>> start

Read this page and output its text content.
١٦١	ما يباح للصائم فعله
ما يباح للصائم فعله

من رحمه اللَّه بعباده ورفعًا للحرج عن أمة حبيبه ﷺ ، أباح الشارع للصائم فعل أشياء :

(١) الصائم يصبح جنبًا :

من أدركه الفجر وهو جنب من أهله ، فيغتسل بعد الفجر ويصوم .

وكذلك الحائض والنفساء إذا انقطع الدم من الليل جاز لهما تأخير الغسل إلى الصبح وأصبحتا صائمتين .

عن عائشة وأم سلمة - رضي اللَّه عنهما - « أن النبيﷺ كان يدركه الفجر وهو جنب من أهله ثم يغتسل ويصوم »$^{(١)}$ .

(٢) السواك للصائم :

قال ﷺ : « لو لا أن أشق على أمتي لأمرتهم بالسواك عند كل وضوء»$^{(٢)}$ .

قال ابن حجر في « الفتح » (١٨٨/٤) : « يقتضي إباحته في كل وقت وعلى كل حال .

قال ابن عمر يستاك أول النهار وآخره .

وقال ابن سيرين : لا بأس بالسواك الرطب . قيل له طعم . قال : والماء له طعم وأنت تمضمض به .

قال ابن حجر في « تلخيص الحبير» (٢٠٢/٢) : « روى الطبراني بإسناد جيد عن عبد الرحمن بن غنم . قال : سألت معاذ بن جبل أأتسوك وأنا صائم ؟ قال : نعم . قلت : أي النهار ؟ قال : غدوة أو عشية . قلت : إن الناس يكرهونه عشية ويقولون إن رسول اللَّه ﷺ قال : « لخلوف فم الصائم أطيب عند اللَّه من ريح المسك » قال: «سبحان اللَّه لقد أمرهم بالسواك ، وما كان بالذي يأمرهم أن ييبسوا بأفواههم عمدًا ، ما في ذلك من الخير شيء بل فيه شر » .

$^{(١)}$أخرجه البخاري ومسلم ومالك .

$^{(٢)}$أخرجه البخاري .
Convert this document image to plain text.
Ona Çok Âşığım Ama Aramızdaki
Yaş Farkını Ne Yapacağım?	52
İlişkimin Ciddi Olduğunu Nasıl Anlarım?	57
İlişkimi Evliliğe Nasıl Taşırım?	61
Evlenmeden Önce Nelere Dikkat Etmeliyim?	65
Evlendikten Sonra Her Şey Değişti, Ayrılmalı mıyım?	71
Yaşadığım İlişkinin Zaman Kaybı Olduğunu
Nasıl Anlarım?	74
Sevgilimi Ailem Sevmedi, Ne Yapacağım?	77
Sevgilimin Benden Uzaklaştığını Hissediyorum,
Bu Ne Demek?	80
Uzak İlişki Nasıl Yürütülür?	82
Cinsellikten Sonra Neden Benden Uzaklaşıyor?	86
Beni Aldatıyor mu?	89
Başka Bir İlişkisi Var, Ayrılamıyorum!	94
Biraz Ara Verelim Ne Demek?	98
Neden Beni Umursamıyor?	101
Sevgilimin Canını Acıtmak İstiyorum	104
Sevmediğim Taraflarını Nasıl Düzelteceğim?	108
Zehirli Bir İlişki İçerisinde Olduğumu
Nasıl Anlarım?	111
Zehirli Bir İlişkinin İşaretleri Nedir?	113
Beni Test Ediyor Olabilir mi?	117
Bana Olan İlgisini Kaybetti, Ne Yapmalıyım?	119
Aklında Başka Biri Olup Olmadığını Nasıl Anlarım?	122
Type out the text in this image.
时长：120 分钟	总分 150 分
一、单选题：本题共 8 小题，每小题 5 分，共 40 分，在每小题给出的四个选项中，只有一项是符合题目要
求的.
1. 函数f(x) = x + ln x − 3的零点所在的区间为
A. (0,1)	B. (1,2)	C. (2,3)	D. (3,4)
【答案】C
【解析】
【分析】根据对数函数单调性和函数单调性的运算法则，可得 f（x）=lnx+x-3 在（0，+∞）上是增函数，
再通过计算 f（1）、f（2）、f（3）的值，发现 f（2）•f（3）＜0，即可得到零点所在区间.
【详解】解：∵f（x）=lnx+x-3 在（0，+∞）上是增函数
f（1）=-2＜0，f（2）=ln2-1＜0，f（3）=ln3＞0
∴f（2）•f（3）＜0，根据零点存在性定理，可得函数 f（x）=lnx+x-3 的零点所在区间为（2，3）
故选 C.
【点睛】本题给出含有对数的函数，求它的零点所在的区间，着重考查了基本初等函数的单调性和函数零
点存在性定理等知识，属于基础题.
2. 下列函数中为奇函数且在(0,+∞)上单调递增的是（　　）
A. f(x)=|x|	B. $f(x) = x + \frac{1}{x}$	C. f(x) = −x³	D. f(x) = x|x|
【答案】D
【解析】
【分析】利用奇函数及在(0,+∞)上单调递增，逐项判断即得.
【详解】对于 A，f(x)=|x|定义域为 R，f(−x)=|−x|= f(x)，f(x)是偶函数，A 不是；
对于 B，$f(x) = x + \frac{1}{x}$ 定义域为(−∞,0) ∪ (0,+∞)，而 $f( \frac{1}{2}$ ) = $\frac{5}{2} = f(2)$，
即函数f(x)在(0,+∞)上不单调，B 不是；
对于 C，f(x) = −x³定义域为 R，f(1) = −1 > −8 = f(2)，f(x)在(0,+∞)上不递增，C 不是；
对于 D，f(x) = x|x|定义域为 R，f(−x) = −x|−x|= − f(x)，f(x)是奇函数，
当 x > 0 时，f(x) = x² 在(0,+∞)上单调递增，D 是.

>> end

• Exercise brief:
Which lines above contain "Benden"? Show each of them.

• Expected answer:
Sevgilimin Benden Uzaklaştığını Hissediyorum,
Cinsellikten Sonra Neden Benden Uzaklaşıyor?	86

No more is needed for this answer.